# START OF RECORDS

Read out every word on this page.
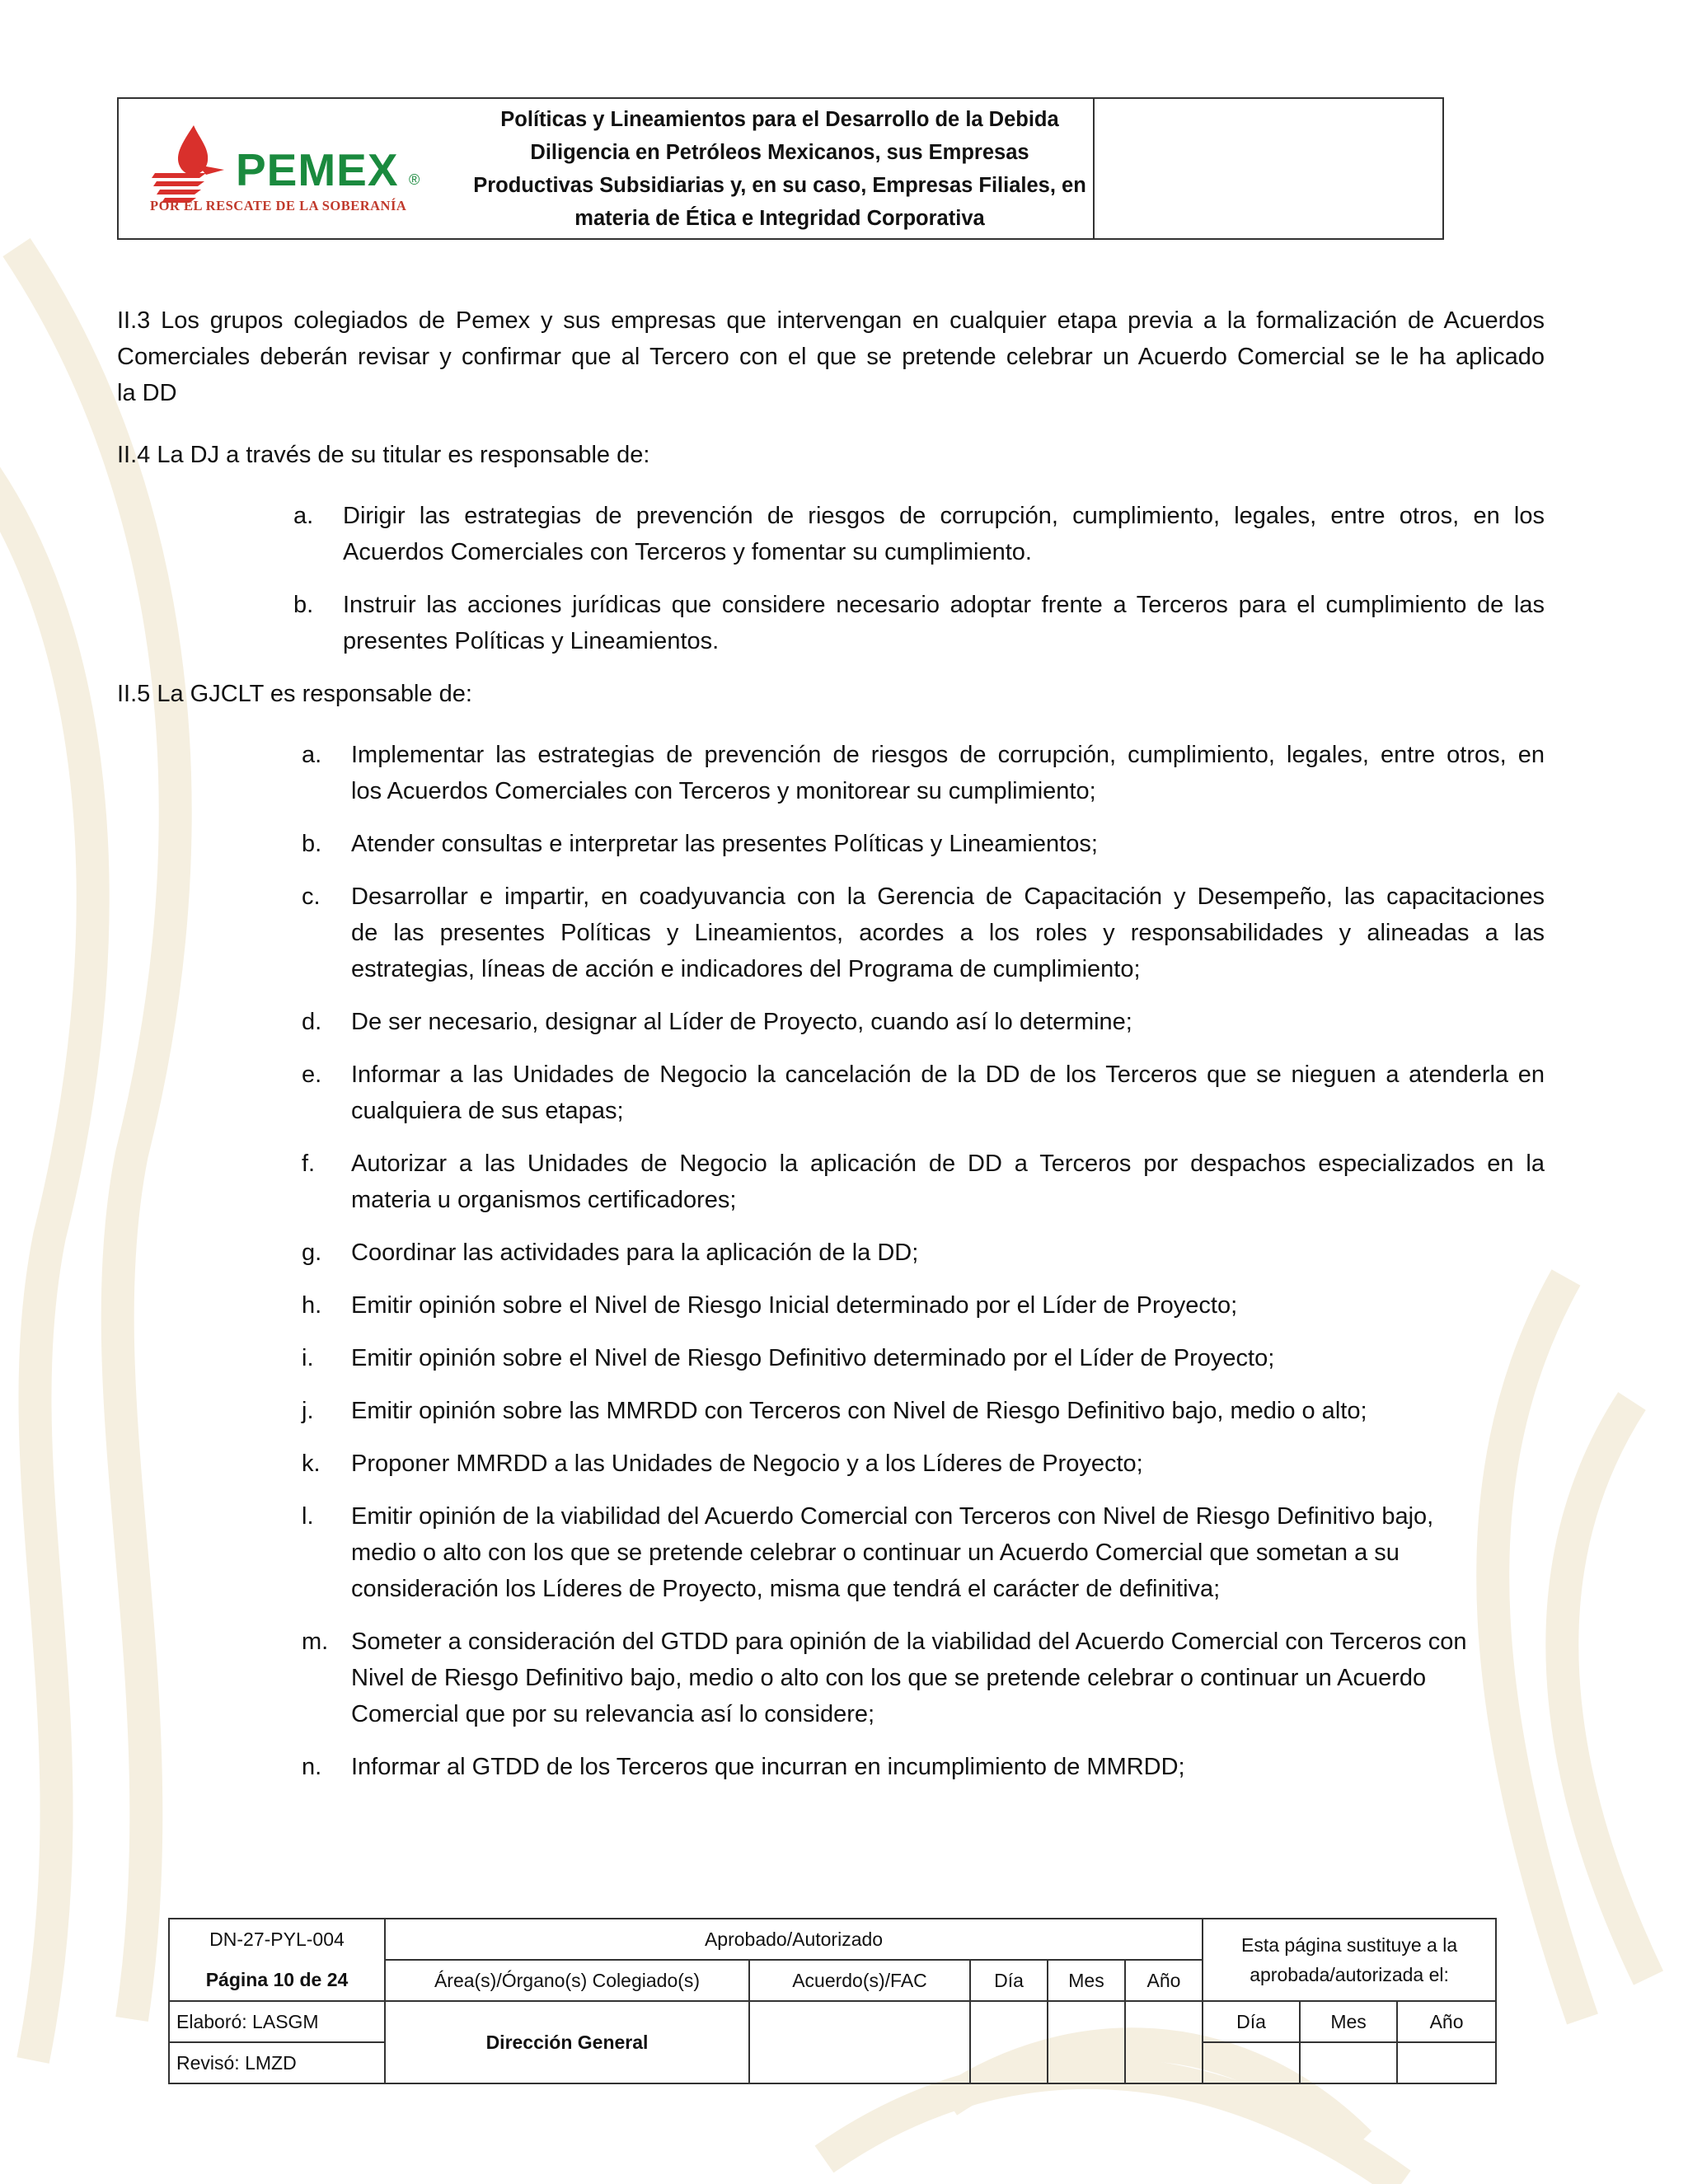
PEMEX ®
POR EL RESCATE DE LA SOBERANÍA
Políticas y Lineamientos para el Desarrollo de la Debida
Diligencia en Petróleos Mexicanos, sus Empresas
Productivas Subsidiarias y, en su caso, Empresas Filiales, en
materia de Ética e Integridad Corporativa
II.3 Los grupos colegiados de Pemex y sus empresas que intervengan en cualquier etapa previa a la formalización de Acuerdos
Comerciales deberán revisar y confirmar que al Tercero con el que se pretende celebrar un Acuerdo Comercial se le ha aplicado
la DD
II.4 La DJ a través de su titular es responsable de:
a. Dirigir las estrategias de prevención de riesgos de corrupción, cumplimiento, legales, entre otros, en los
Acuerdos Comerciales con Terceros y fomentar su cumplimiento.
b. Instruir las acciones jurídicas que considere necesario adoptar frente a Terceros para el cumplimiento de las
presentes Políticas y Lineamientos.
II.5 La GJCLT es responsable de:
a. Implementar las estrategias de prevención de riesgos de corrupción, cumplimiento, legales, entre otros, en
los Acuerdos Comerciales con Terceros y monitorear su cumplimiento;
b. Atender consultas e interpretar las presentes Políticas y Lineamientos;
c. Desarrollar e impartir, en coadyuvancia con la Gerencia de Capacitación y Desempeño, las capacitaciones
de las presentes Políticas y Lineamientos, acordes a los roles y responsabilidades y alineadas a las
estrategias, líneas de acción e indicadores del Programa de cumplimiento;
d. De ser necesario, designar al Líder de Proyecto, cuando así lo determine;
e. Informar a las Unidades de Negocio la cancelación de la DD de los Terceros que se nieguen a atenderla en
cualquiera de sus etapas;
f. Autorizar a las Unidades de Negocio la aplicación de DD a Terceros por despachos especializados en la
materia u organismos certificadores;
g. Coordinar las actividades para la aplicación de la DD;
h. Emitir opinión sobre el Nivel de Riesgo Inicial determinado por el Líder de Proyecto;
i. Emitir opinión sobre el Nivel de Riesgo Definitivo determinado por el Líder de Proyecto;
j. Emitir opinión sobre las MMRDD con Terceros con Nivel de Riesgo Definitivo bajo, medio o alto;
k. Proponer MMRDD a las Unidades de Negocio y a los Líderes de Proyecto;
l. Emitir opinión de la viabilidad del Acuerdo Comercial con Terceros con Nivel de Riesgo Definitivo bajo,
medio o alto con los que se pretende celebrar o continuar un Acuerdo Comercial que sometan a su
consideración los Líderes de Proyecto, misma que tendrá el carácter de definitiva;
m. Someter a consideración del GTDD para opinión de la viabilidad del Acuerdo Comercial con Terceros con
Nivel de Riesgo Definitivo bajo, medio o alto con los que se pretende celebrar o continuar un Acuerdo
Comercial que por su relevancia así lo considere;
n. Informar al GTDD de los Terceros que incurran en incumplimiento de MMRDD;
DN-27-PYL-004	Aprobado/Autorizado					Esta página sustituye a la
aprobada/autorizada el:		

Página 10 de 24	Área(s)/Órgano(s) Colegiado(s)	Acuerdo(s)/FAC	Día	Mes	Año			
Elaboró: LASGM	Dirección General					Día	Mes	Año
Revisó: LMZD								
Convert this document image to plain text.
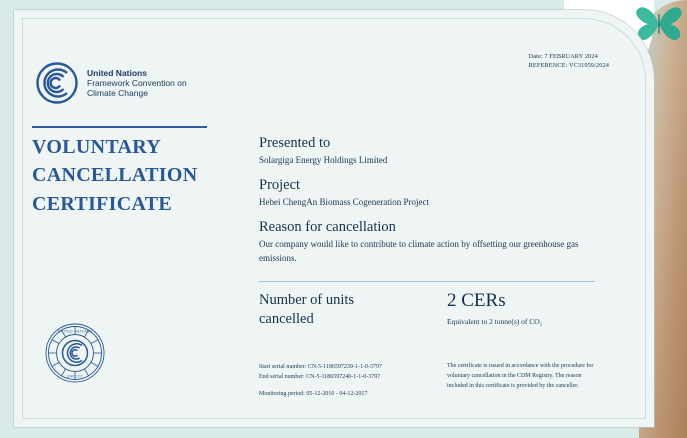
United Nations
Framework Convention on
Climate Change
Date: 7 FEBRUARY 2024
REFERENCE: VC31959/2024
VOLUNTARY
CANCELLATION
CERTIFICATE

Presented to

Solargiga Energy Holdings Limited

Project

Hebei ChengAn Biomass Cogeneration Project

Reason for cancellation

Our company would like to contribute to climate action by offsetting our greenhouse gas emissions.

Number of units cancelled
2 CERs
Equivalent to 2 tonne(s) of CO₂
Start serial number: CN-5-1186597239-1-1-0-3797
End serial number: CN-5-1186597240-1-1-0-3797
Monitoring period: 05-12-2010 - 04-12-2017
The certificate is issued in accordance with the procedure for voluntary cancellation in the CDM Registry. The reason included in this certificate is provided by the canceller.
UNITED NATIONS
UNFCCC
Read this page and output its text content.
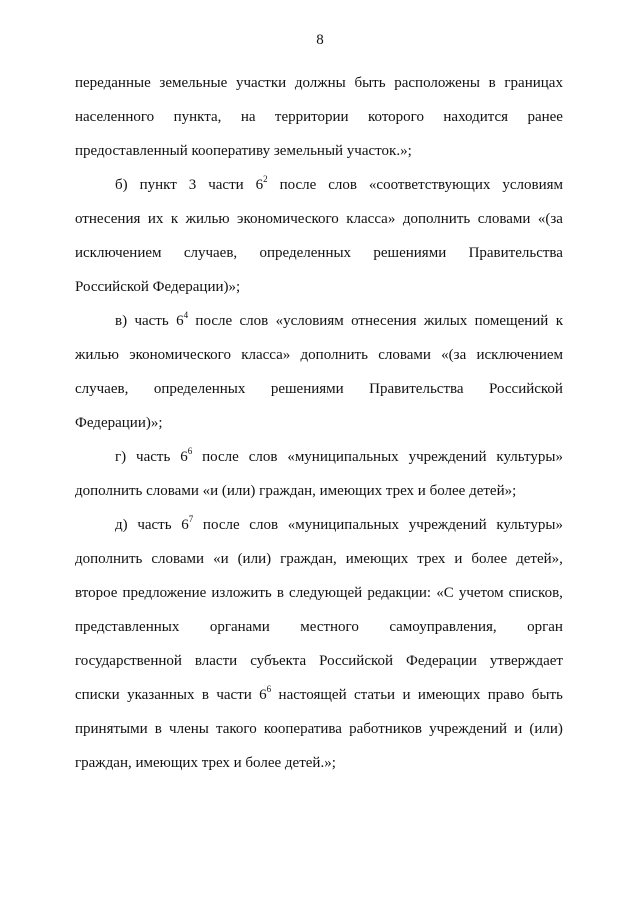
8
переданные земельные участки должны быть расположены в границах
населенного пункта, на территории которого находится ранее
предоставленный кооперативу земельный участок.»;
б) пункт 3 части $6^2$ после слов «соответствующих условиям
отнесения их к жилью экономического класса» дополнить словами «(за
исключением случаев, определенных решениями Правительства
Российской Федерации)»;
в) часть $6^4$ после слов «условиям отнесения жилых помещений к
жилью экономического класса» дополнить словами «(за исключением
случаев, определенных решениями Правительства Российской
Федерации)»;
г) часть $6^6$ после слов «муниципальных учреждений культуры»
дополнить словами «и (или) граждан, имеющих трех и более детей»;
д) часть $6^7$ после слов «муниципальных учреждений культуры»
дополнить словами «и (или) граждан, имеющих трех и более детей»,
второе предложение изложить в следующей редакции: «С учетом списков,
представленных органами местного самоуправления, орган
государственной власти субъекта Российской Федерации утверждает
списки указанных в части $6^6$ настоящей статьи и имеющих право быть
принятыми в члены такого кооператива работников учреждений и (или)
граждан, имеющих трех и более детей.»;
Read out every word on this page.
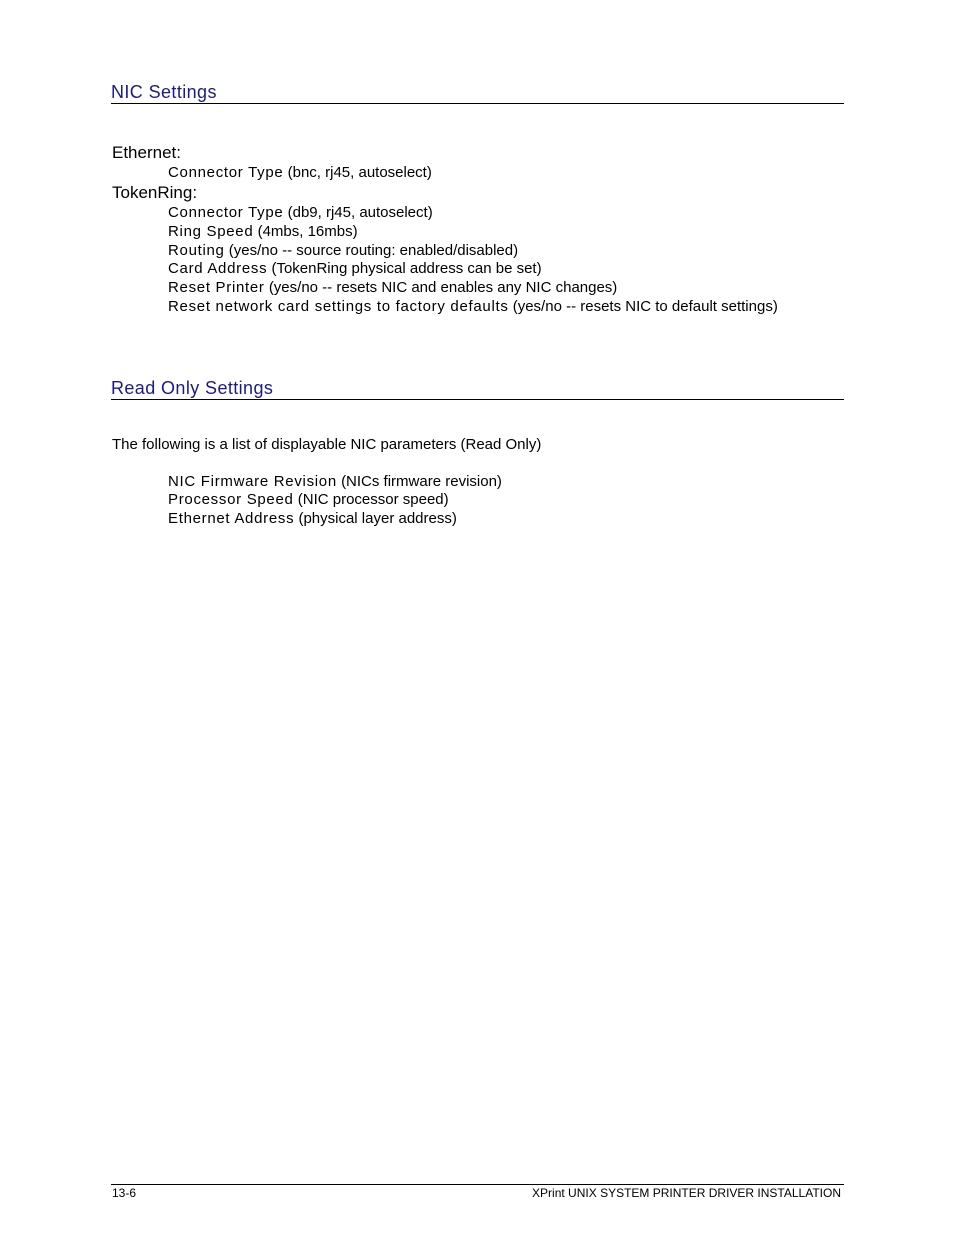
NIC Settings
Ethernet:
Connector Type (bnc, rj45, autoselect)
TokenRing:
Connector Type (db9, rj45, autoselect)
Ring Speed (4mbs, 16mbs)
Routing (yes/no -- source routing: enabled/disabled)
Card Address (TokenRing physical address can be set)
Reset Printer (yes/no -- resets NIC and enables any NIC changes)
Reset network card settings to factory defaults (yes/no -- resets NIC to default settings)
Read Only Settings
The following is a list of displayable NIC parameters (Read Only)
NIC Firmware Revision (NICs firmware revision)
Processor Speed (NIC processor speed)
Ethernet Address (physical layer address)
13-6	XPrint UNIX SYSTEM PRINTER DRIVER INSTALLATION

# END OF RECORDS

TO DO - Repeat each entry exactly as it appears; skip any picture.

TASK RESPONSE -
Read out every word on this page.
PEMEX ®
POR EL RESCATE DE LA SOBERANÍA
Políticas y Lineamientos para el Desarrollo de la Debida
Diligencia en Petróleos Mexicanos, sus Empresas
Productivas Subsidiarias y, en su caso, Empresas Filiales, en
materia de Ética e Integridad Corporativa
II.3 Los grupos colegiados de Pemex y sus empresas que intervengan en cualquier etapa previa a la formalización de Acuerdos
Comerciales deberán revisar y confirmar que al Tercero con el que se pretende celebrar un Acuerdo Comercial se le ha aplicado
la DD
II.4 La DJ a través de su titular es responsable de:
a. Dirigir las estrategias de prevención de riesgos de corrupción, cumplimiento, legales, entre otros, en los
Acuerdos Comerciales con Terceros y fomentar su cumplimiento.
b. Instruir las acciones jurídicas que considere necesario adoptar frente a Terceros para el cumplimiento de las
presentes Políticas y Lineamientos.
II.5 La GJCLT es responsable de:
a. Implementar las estrategias de prevención de riesgos de corrupción, cumplimiento, legales, entre otros, en
los Acuerdos Comerciales con Terceros y monitorear su cumplimiento;
b. Atender consultas e interpretar las presentes Políticas y Lineamientos;
c. Desarrollar e impartir, en coadyuvancia con la Gerencia de Capacitación y Desempeño, las capacitaciones
de las presentes Políticas y Lineamientos, acordes a los roles y responsabilidades y alineadas a las
estrategias, líneas de acción e indicadores del Programa de cumplimiento;
d. De ser necesario, designar al Líder de Proyecto, cuando así lo determine;
e. Informar a las Unidades de Negocio la cancelación de la DD de los Terceros que se nieguen a atenderla en
cualquiera de sus etapas;
f. Autorizar a las Unidades de Negocio la aplicación de DD a Terceros por despachos especializados en la
materia u organismos certificadores;
g. Coordinar las actividades para la aplicación de la DD;
h. Emitir opinión sobre el Nivel de Riesgo Inicial determinado por el Líder de Proyecto;
i. Emitir opinión sobre el Nivel de Riesgo Definitivo determinado por el Líder de Proyecto;
j. Emitir opinión sobre las MMRDD con Terceros con Nivel de Riesgo Definitivo bajo, medio o alto;
k. Proponer MMRDD a las Unidades de Negocio y a los Líderes de Proyecto;
l. Emitir opinión de la viabilidad del Acuerdo Comercial con Terceros con Nivel de Riesgo Definitivo bajo,
medio o alto con los que se pretende celebrar o continuar un Acuerdo Comercial que sometan a su
consideración los Líderes de Proyecto, misma que tendrá el carácter de definitiva;
m. Someter a consideración del GTDD para opinión de la viabilidad del Acuerdo Comercial con Terceros con
Nivel de Riesgo Definitivo bajo, medio o alto con los que se pretende celebrar o continuar un Acuerdo
Comercial que por su relevancia así lo considere;
n. Informar al GTDD de los Terceros que incurran en incumplimiento de MMRDD;
DN-27-PYL-004	Aprobado/Autorizado					Esta página sustituye a la
aprobada/autorizada el:		

Página 10 de 24	Área(s)/Órgano(s) Colegiado(s)	Acuerdo(s)/FAC	Día	Mes	Año			
Elaboró: LASGM	Dirección General					Día	Mes	Año
Revisó: LMZD								
Convert this document image to plain text.
United Nations
Framework Convention on
Climate Change
Date: 7 FEBRUARY 2024
REFERENCE: VC31959/2024
VOLUNTARY
CANCELLATION
CERTIFICATE

Presented to

Solargiga Energy Holdings Limited

Project

Hebei ChengAn Biomass Cogeneration Project

Reason for cancellation

Our company would like to contribute to climate action by offsetting our greenhouse gas emissions.

Number of units cancelled
2 CERs
Equivalent to 2 tonne(s) of CO₂
Start serial number: CN-5-1186597239-1-1-0-3797
End serial number: CN-5-1186597240-1-1-0-3797
Monitoring period: 05-12-2010 - 04-12-2017
The certificate is issued in accordance with the procedure for voluntary cancellation in the CDM Registry. The reason included in this certificate is provided by the canceller.
UNITED NATIONS
UNFCCC
Read this page and output its text content.
8
переданные земельные участки должны быть расположены в границах
населенного пункта, на территории которого находится ранее
предоставленный кооперативу земельный участок.»;
б) пункт 3 части $6^2$ после слов «соответствующих условиям
отнесения их к жилью экономического класса» дополнить словами «(за
исключением случаев, определенных решениями Правительства
Российской Федерации)»;
в) часть $6^4$ после слов «условиям отнесения жилых помещений к
жилью экономического класса» дополнить словами «(за исключением
случаев, определенных решениями Правительства Российской
Федерации)»;
г) часть $6^6$ после слов «муниципальных учреждений культуры»
дополнить словами «и (или) граждан, имеющих трех и более детей»;
д) часть $6^7$ после слов «муниципальных учреждений культуры»
дополнить словами «и (или) граждан, имеющих трех и более детей»,
второе предложение изложить в следующей редакции: «С учетом списков,
представленных органами местного самоуправления, орган
государственной власти субъекта Российской Федерации утверждает
списки указанных в части $6^6$ настоящей статьи и имеющих право быть
принятыми в члены такого кооператива работников учреждений и (или)
граждан, имеющих трех и более детей.»;
Read out every word on this page.
NIC Settings
Ethernet:
Connector Type (bnc, rj45, autoselect)
TokenRing:
Connector Type (db9, rj45, autoselect)
Ring Speed (4mbs, 16mbs)
Routing (yes/no -- source routing: enabled/disabled)
Card Address (TokenRing physical address can be set)
Reset Printer (yes/no -- resets NIC and enables any NIC changes)
Reset network card settings to factory defaults (yes/no -- resets NIC to default settings)
Read Only Settings
The following is a list of displayable NIC parameters (Read Only)
NIC Firmware Revision (NICs firmware revision)
Processor Speed (NIC processor speed)
Ethernet Address (physical layer address)
13-6	XPrint UNIX SYSTEM PRINTER DRIVER INSTALLATION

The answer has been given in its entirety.